▶ _WHAT YOU NEED TO DO_
Look through the records and report how many lines include the word "Monsieur", with no other words.

------ SUPPLIED RECORDS ------

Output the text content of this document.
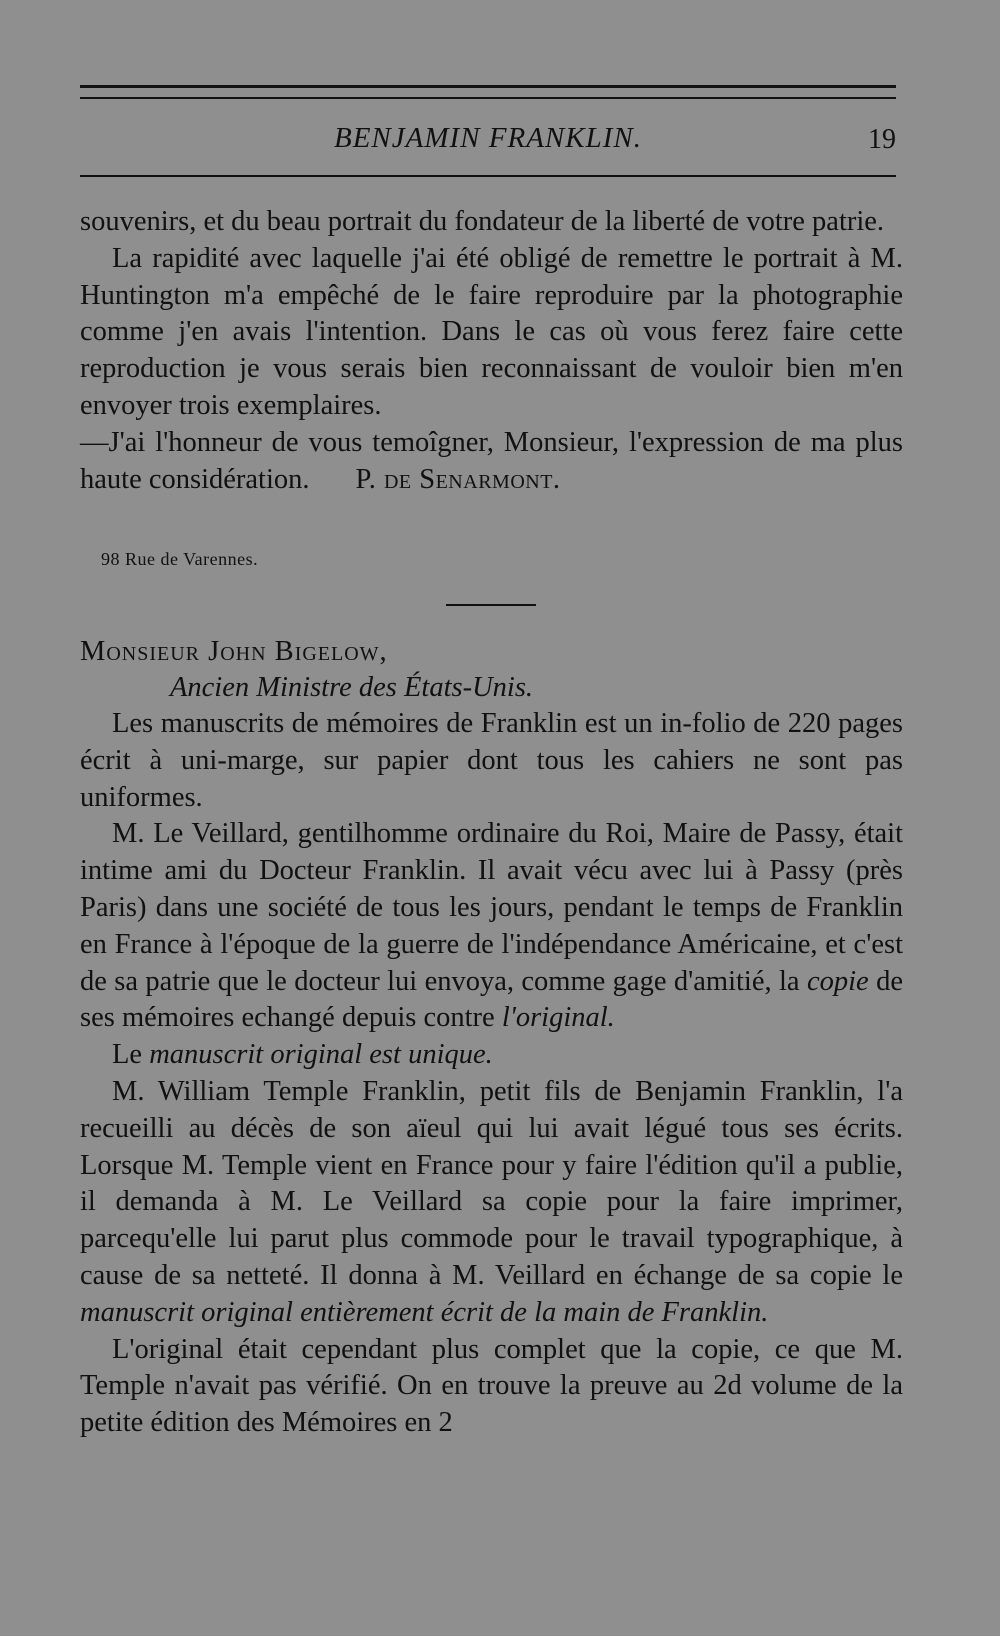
BENJAMIN FRANKLIN.	19

souvenirs, et du beau portrait du fondateur de la liberté de votre patrie.

La rapidité avec laquelle j'ai été obligé de remettre le portrait à M. Huntington m'a empêché de le faire reproduire par la photographie comme j'en avais l'intention. Dans le cas où vous ferez faire cette reproduction je vous serais bien reconnaissant de vouloir bien m'en envoyer trois exemplaires.

—J'ai l'honneur de vous temoîgner, Monsieur, l'expression de ma plus haute considération. P. de Senarmont.

98 Rue de Varennes.
Monsieur John Bigelow,
Ancien Ministre des États-Unis.

Les manuscrits de mémoires de Franklin est un in-folio de 220 pages écrit à uni-marge, sur papier dont tous les cahiers ne sont pas uniformes.

M. Le Veillard, gentilhomme ordinaire du Roi, Maire de Passy, était intime ami du Docteur Franklin. Il avait vécu avec lui à Passy (près Paris) dans une société de tous les jours, pendant le temps de Franklin en France à l'époque de la guerre de l'indépendance Américaine, et c'est de sa patrie que le docteur lui envoya, comme gage d'amitié, la copie de ses mémoires echangé depuis contre l'original.

Le manuscrit original est unique.

M. William Temple Franklin, petit fils de Benjamin Franklin, l'a recueilli au décès de son aïeul qui lui avait légué tous ses écrits. Lorsque M. Temple vient en France pour y faire l'édition qu'il a publie, il demanda à M. Le Veillard sa copie pour la faire imprimer, parcequ'elle lui parut plus commode pour le travail typographique, à cause de sa netteté. Il donna à M. Veillard en échange de sa copie le manuscrit original entièrement écrit de la main de Franklin.

L'original était cependant plus complet que la copie, ce que M. Temple n'avait pas vérifié. On en trouve la preuve au 2d volume de la petite édition des Mémoires en 2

------

▶ _RESPONSE_
2